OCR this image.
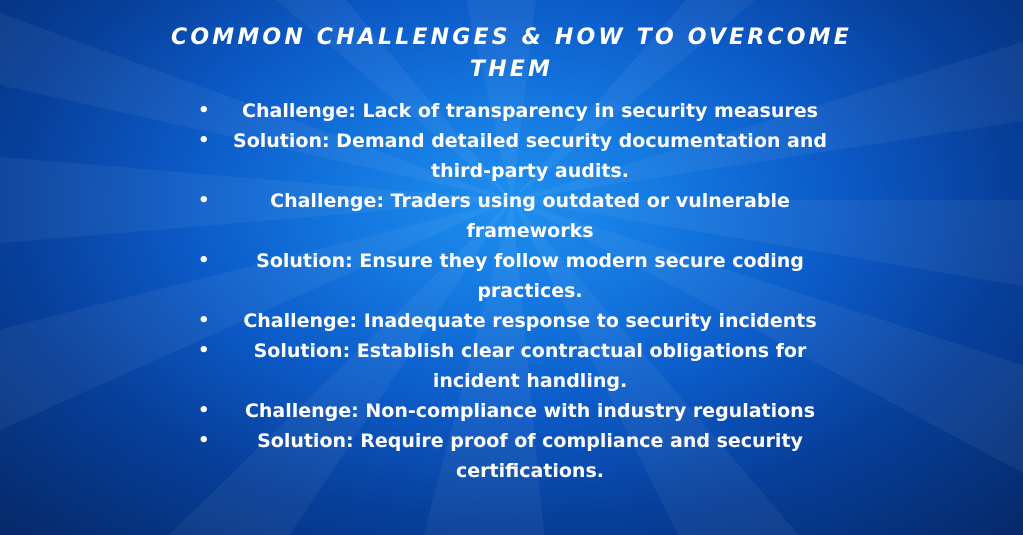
COMMON CHALLENGES & HOW TO OVERCOME
THEM
• Challenge: Lack of transparency in security measures
• Solution: Demand detailed security documentation and third-party audits.
•	Challenge: Traders using outdated or vulnerable frameworks
• Solution: Ensure they follow modern secure coding practices.
• Challenge: Inadequate response to security incidents
• Solution: Establish clear contractual obligations for incident handling.
• Challenge: Non-compliance with industry regulations
•	Solution: Require proof of compliance and security certifications.
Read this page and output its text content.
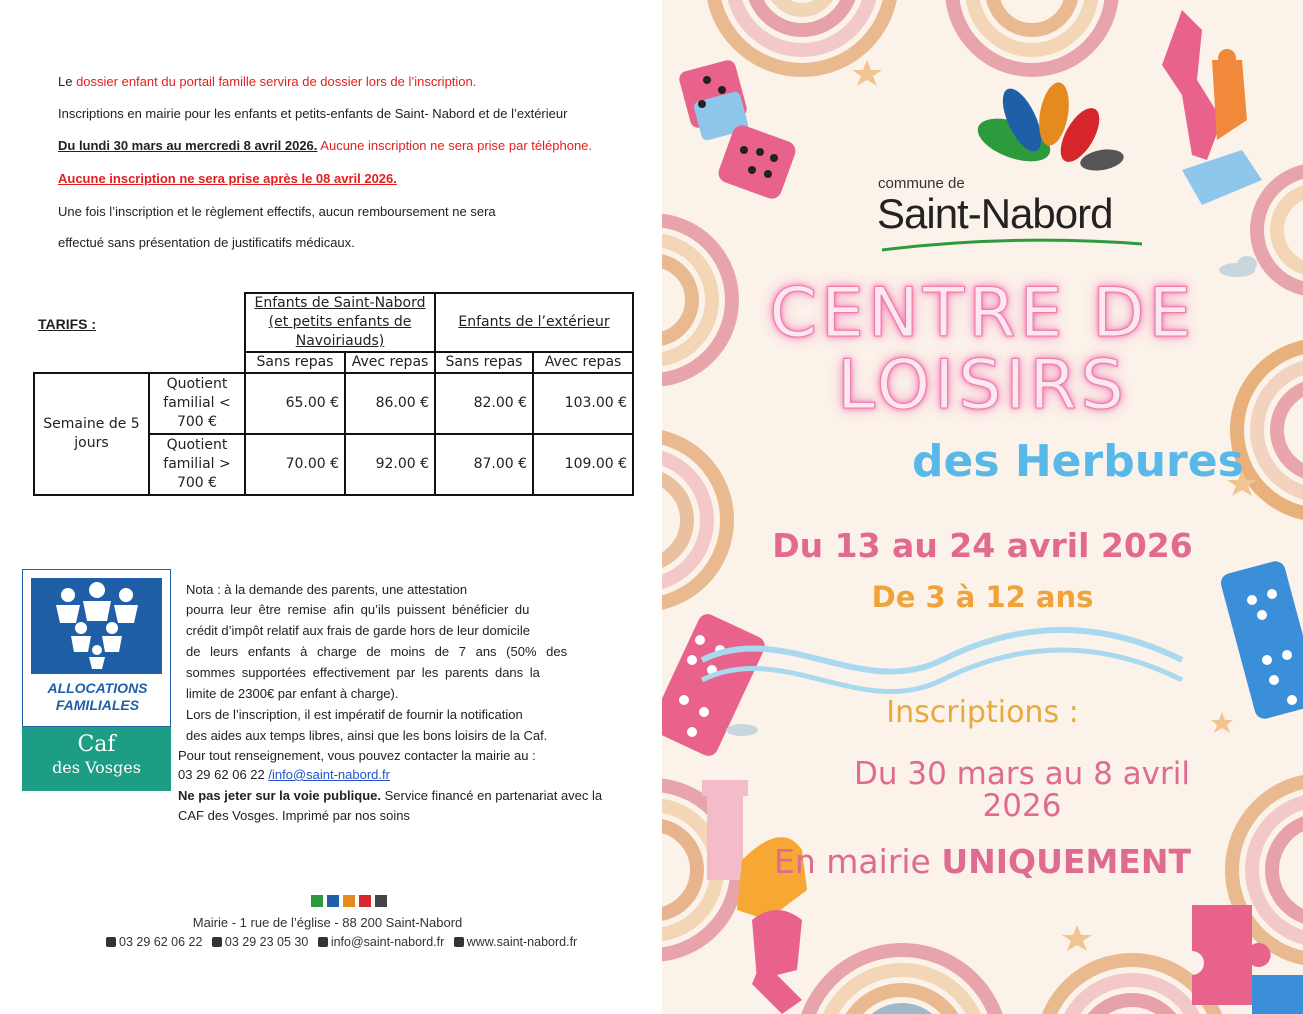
Le dossier enfant du portail famille servira de dossier lors de l’inscription.
Inscriptions en mairie pour les enfants et petits-enfants de Saint- Nabord et de l’extérieur
Du lundi 30 mars au mercredi 8 avril 2026. Aucune inscription ne sera prise par téléphone.
Aucune inscription ne sera prise après le 08 avril 2026.
Une fois l’inscription et le règlement effectifs, aucun remboursement ne sera
effectué sans présentation de justificatifs médicaux.
TARIFS :
		Enfants de Saint-Nabord (et petits enfants de Navoiriauds)		Enfants de l’extérieur	
		Sans repas	Avec repas	Sans repas	Avec repas
Semaine de 5 jours	Quotient familial < 700 €	65.00 €	86.00 €	82.00 €	103.00 €
	Quotient familial > 700 €	70.00 €	92.00 €	87.00 €	109.00 €
ALLOCATIONS
FAMILIALES
Caf
des Vosges
Nota : à la demande des parents, une attestation
pourra leur être remise afin qu’ils puissent bénéficier du
crédit d’impôt relatif aux frais de garde hors de leur domicile
de leurs enfants à charge de moins de 7 ans (50% des
sommes supportées effectivement par les parents dans la
limite de 2300€ par enfant à charge).
Lors de l’inscription, il est impératif de fournir la notification
des aides aux temps libres, ainsi que les bons loisirs de la Caf.
Pour tout renseignement, vous pouvez contacter la mairie au :
03 29 62 06 22 /info@saint-nabord.fr
Ne pas jeter sur la voie publique. Service financé en partenariat avec la
CAF des Vosges. Imprimé par nos soins
Mairie - 1 rue de l’église - 88 200 Saint-Nabord
03 29 62 06 22 03 29 23 05 30 info@saint-nabord.fr www.saint-nabord.fr
commune de
Saint-Nabord
CENTRE DE
LOISIRS
des Herbures
Du 13 au 24 avril 2026
De 3 à 12 ans
Inscriptions :
Du 30 mars au 8 avril 2026
En mairie UNIQUEMENT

══════════════════════════════

DIRECTION
Copy every record above exactly as written, but leave out the pictures.

COMPLETE RESPONSE
OCR this image.
COMMON CHALLENGES & HOW TO OVERCOME
THEM
• Challenge: Lack of transparency in security measures
• Solution: Demand detailed security documentation and third-party audits.
•	Challenge: Traders using outdated or vulnerable frameworks
• Solution: Ensure they follow modern secure coding practices.
• Challenge: Inadequate response to security incidents
• Solution: Establish clear contractual obligations for incident handling.
• Challenge: Non-compliance with industry regulations
•	Solution: Require proof of compliance and security certifications.
Read this page and output its text content.
Le dossier enfant du portail famille servira de dossier lors de l’inscription.
Inscriptions en mairie pour les enfants et petits-enfants de Saint- Nabord et de l’extérieur
Du lundi 30 mars au mercredi 8 avril 2026. Aucune inscription ne sera prise par téléphone.
Aucune inscription ne sera prise après le 08 avril 2026.
Une fois l’inscription et le règlement effectifs, aucun remboursement ne sera
effectué sans présentation de justificatifs médicaux.
TARIFS :
		Enfants de Saint-Nabord (et petits enfants de Navoiriauds)		Enfants de l’extérieur	
		Sans repas	Avec repas	Sans repas	Avec repas
Semaine de 5 jours	Quotient familial < 700 €	65.00 €	86.00 €	82.00 €	103.00 €
	Quotient familial > 700 €	70.00 €	92.00 €	87.00 €	109.00 €
ALLOCATIONS
FAMILIALES
Caf
des Vosges
Nota : à la demande des parents, une attestation
pourra leur être remise afin qu’ils puissent bénéficier du
crédit d’impôt relatif aux frais de garde hors de leur domicile
de leurs enfants à charge de moins de 7 ans (50% des
sommes supportées effectivement par les parents dans la
limite de 2300€ par enfant à charge).
Lors de l’inscription, il est impératif de fournir la notification
des aides aux temps libres, ainsi que les bons loisirs de la Caf.
Pour tout renseignement, vous pouvez contacter la mairie au :
03 29 62 06 22 /info@saint-nabord.fr
Ne pas jeter sur la voie publique. Service financé en partenariat avec la
CAF des Vosges. Imprimé par nos soins
Mairie - 1 rue de l’église - 88 200 Saint-Nabord
03 29 62 06 22 03 29 23 05 30 info@saint-nabord.fr www.saint-nabord.fr
commune de
Saint-Nabord
CENTRE DE
LOISIRS
des Herbures
Du 13 au 24 avril 2026
De 3 à 12 ans
Inscriptions :
Du 30 mars au 8 avril 2026
En mairie UNIQUEMENT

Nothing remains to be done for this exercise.